__Requirement 1__. Update the extracted data entries from their first line through the line containing "data-point-non_motorized xyxy=(1602,879,1610,888)" by replacing "data-point-private" with "data-point-personal" and leaving everything else unchanged.

Greening Up: The Future Starts Today
“The future starts today, not tomorrow.” – Pope John Paul II
“You may delay, but time will not.” – Benjamin Franklin
“How did it get so late so soon?” – Theodor Seuss Geisel (Dr. Seuss)
Right target, wrong timeline.
The decision by the leaders of the G7 to emphasize “a decarbonization of the global economy over the course of this century” sounds an awful lot like business as usual.
Despite all the warnings over the last four decades by scientists that atmospheric carbon levels are reaching dangerous levels, annual emissions globally have doubled since the 1970s. The proportion of fossil fuels in the global energy use mix is currently the same it was in the 1990s.
Yes, it was a tactical baby step in the right direction to say stop using fossil fuels by 2100 but if the world waits that long to accomplish the task, there will be “serious consequences for all of us”to quote Pope Francis in his encyclical Laudato Si.
Contrast the “the course of this century” words of G7 leaders with those of the Pope: “Climate change is a global problem with grave implications: environmental, social, economic, political and for the distribution of goods,” he wrote. “It represents one of the principal challenges facing humanity in our day.”
Sounds to me like Pope Francis is more up to date on his science reading than our politicians are.

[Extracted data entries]
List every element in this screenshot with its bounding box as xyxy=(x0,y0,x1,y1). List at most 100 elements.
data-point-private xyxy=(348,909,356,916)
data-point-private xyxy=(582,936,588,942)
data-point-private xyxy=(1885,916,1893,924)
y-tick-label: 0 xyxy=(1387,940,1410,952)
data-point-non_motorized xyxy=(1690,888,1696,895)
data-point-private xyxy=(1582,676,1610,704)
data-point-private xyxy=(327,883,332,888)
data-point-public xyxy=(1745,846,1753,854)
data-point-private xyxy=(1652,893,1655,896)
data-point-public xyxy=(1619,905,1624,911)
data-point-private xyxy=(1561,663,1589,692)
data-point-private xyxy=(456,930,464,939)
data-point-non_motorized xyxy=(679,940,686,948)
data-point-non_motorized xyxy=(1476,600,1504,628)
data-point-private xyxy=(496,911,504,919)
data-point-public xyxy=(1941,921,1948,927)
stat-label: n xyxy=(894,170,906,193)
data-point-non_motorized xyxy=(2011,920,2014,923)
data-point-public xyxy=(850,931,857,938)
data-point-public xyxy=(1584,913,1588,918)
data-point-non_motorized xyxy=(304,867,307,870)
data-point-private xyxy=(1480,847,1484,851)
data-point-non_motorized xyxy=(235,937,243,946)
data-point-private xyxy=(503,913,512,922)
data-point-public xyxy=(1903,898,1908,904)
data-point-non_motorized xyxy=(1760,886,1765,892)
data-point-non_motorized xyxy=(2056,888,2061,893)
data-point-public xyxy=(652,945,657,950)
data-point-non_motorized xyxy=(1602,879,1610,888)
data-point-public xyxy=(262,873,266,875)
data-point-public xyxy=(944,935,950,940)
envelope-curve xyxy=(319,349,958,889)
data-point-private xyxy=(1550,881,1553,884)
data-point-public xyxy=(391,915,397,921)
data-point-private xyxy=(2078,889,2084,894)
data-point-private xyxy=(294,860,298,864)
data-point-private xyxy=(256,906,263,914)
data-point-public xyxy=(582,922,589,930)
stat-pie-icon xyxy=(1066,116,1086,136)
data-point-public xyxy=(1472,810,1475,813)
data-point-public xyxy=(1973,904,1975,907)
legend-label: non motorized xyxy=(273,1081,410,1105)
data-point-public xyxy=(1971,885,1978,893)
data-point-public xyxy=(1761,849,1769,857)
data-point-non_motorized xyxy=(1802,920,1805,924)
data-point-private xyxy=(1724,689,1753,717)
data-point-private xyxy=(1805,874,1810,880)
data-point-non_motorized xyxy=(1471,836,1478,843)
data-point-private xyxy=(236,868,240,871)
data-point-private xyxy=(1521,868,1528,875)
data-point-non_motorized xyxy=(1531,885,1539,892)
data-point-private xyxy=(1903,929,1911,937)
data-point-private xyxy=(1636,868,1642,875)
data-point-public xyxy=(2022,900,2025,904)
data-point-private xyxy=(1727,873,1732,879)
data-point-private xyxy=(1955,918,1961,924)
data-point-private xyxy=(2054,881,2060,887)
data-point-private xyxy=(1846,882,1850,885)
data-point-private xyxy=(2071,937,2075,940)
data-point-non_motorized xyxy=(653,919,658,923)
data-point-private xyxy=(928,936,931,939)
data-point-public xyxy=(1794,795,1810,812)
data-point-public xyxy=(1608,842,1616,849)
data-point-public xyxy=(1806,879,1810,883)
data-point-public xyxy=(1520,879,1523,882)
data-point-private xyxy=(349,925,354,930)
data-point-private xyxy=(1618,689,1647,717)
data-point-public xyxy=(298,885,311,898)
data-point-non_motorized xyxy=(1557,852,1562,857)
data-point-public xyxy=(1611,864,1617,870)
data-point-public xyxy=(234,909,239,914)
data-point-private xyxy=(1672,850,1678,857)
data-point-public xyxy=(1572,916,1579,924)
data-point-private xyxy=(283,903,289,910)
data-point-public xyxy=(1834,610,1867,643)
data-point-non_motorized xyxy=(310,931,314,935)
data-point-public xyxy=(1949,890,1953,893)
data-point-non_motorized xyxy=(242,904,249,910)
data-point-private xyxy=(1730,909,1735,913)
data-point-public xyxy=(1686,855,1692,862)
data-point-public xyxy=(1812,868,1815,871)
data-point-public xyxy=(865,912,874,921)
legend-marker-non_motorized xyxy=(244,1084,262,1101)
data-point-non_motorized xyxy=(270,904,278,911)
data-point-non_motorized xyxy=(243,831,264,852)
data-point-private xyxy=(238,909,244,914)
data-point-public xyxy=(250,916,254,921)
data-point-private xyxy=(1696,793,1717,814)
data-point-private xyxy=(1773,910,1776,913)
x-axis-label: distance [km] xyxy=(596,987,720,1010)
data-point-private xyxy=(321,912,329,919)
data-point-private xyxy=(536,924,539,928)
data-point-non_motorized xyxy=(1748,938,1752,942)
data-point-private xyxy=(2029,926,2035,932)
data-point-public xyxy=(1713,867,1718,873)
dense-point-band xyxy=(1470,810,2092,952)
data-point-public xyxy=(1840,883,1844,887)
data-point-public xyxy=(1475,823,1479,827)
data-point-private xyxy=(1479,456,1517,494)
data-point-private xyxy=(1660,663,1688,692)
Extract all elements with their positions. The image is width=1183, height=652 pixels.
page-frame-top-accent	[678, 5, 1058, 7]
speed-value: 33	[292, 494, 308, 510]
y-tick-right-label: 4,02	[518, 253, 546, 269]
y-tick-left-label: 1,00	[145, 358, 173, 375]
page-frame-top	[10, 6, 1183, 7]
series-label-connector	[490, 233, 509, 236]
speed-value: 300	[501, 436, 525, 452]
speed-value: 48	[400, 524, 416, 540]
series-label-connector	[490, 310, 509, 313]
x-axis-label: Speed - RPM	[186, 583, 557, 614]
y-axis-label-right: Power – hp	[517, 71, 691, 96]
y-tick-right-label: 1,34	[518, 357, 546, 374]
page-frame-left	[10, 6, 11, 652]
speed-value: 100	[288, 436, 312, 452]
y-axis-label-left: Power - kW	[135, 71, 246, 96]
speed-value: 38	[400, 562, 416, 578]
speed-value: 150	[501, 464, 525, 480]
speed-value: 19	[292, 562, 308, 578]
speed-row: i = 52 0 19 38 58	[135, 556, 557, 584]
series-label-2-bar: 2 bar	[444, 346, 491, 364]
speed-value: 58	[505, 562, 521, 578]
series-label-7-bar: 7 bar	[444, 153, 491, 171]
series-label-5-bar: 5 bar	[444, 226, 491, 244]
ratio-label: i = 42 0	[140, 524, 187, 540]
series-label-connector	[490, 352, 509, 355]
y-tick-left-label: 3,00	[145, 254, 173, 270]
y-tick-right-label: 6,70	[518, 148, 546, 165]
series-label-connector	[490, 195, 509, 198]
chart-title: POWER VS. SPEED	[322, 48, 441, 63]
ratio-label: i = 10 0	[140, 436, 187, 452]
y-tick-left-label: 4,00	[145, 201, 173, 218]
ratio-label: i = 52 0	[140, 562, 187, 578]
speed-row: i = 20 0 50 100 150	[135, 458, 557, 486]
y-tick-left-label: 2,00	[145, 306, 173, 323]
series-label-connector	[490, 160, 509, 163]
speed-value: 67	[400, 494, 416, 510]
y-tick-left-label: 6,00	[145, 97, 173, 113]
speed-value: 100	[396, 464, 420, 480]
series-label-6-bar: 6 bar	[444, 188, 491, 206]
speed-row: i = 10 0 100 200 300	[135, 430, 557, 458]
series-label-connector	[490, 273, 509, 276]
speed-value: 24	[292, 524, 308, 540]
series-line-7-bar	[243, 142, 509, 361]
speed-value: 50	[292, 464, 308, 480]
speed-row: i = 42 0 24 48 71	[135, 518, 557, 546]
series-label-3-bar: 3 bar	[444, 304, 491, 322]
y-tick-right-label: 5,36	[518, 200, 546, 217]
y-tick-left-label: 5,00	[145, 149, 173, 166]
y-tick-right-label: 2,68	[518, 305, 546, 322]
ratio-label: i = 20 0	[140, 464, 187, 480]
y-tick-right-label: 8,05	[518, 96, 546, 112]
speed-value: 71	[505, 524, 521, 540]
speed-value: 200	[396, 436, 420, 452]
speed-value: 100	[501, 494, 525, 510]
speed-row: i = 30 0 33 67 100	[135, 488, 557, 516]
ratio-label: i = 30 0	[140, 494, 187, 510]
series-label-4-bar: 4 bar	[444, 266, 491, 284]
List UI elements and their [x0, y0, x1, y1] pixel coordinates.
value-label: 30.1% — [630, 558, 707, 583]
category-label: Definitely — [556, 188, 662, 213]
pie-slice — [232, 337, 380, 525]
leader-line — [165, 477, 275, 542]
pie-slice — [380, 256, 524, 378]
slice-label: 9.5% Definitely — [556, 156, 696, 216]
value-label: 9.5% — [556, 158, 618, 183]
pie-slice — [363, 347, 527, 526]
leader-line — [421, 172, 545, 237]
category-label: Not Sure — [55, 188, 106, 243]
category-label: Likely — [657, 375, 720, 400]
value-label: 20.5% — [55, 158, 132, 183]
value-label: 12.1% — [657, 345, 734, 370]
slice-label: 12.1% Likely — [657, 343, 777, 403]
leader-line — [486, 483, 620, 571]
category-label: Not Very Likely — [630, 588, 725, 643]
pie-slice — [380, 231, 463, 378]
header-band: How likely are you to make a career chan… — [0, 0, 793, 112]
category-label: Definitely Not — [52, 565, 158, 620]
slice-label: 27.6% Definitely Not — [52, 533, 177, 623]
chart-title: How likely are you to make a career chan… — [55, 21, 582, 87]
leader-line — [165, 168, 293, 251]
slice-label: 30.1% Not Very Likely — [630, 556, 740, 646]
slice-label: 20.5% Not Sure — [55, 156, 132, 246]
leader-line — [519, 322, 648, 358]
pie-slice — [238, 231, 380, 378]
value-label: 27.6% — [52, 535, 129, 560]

__Requirement 2__. According to the text on decarbonization and the G7, how have annual global emissions changed since the 1970s?

__Response 1__.
List every element in this screenshot with its bounding box as xyxy=(x0,y0,x1,y1). List at most 100 elements.
data-point-personal xyxy=(348,909,356,916)
data-point-personal xyxy=(582,936,588,942)
data-point-personal xyxy=(1885,916,1893,924)
y-tick-label: 0 xyxy=(1387,940,1410,952)
data-point-non_motorized xyxy=(1690,888,1696,895)
data-point-personal xyxy=(1582,676,1610,704)
data-point-personal xyxy=(327,883,332,888)
data-point-public xyxy=(1745,846,1753,854)
data-point-personal xyxy=(1652,893,1655,896)
data-point-public xyxy=(1619,905,1624,911)
data-point-personal xyxy=(1561,663,1589,692)
data-point-personal xyxy=(456,930,464,939)
data-point-non_motorized xyxy=(679,940,686,948)
data-point-non_motorized xyxy=(1476,600,1504,628)
data-point-personal xyxy=(496,911,504,919)
data-point-public xyxy=(1941,921,1948,927)
stat-label: n xyxy=(894,170,906,193)
data-point-non_motorized xyxy=(2011,920,2014,923)
data-point-public xyxy=(850,931,857,938)
data-point-public xyxy=(1584,913,1588,918)
data-point-non_motorized xyxy=(304,867,307,870)
data-point-personal xyxy=(1480,847,1484,851)
data-point-non_motorized xyxy=(235,937,243,946)
data-point-personal xyxy=(503,913,512,922)
data-point-public xyxy=(1903,898,1908,904)
data-point-non_motorized xyxy=(1760,886,1765,892)
data-point-non_motorized xyxy=(2056,888,2061,893)
data-point-public xyxy=(652,945,657,950)
data-point-non_motorized xyxy=(1602,879,1610,888)

__Response 2__. They have doubled.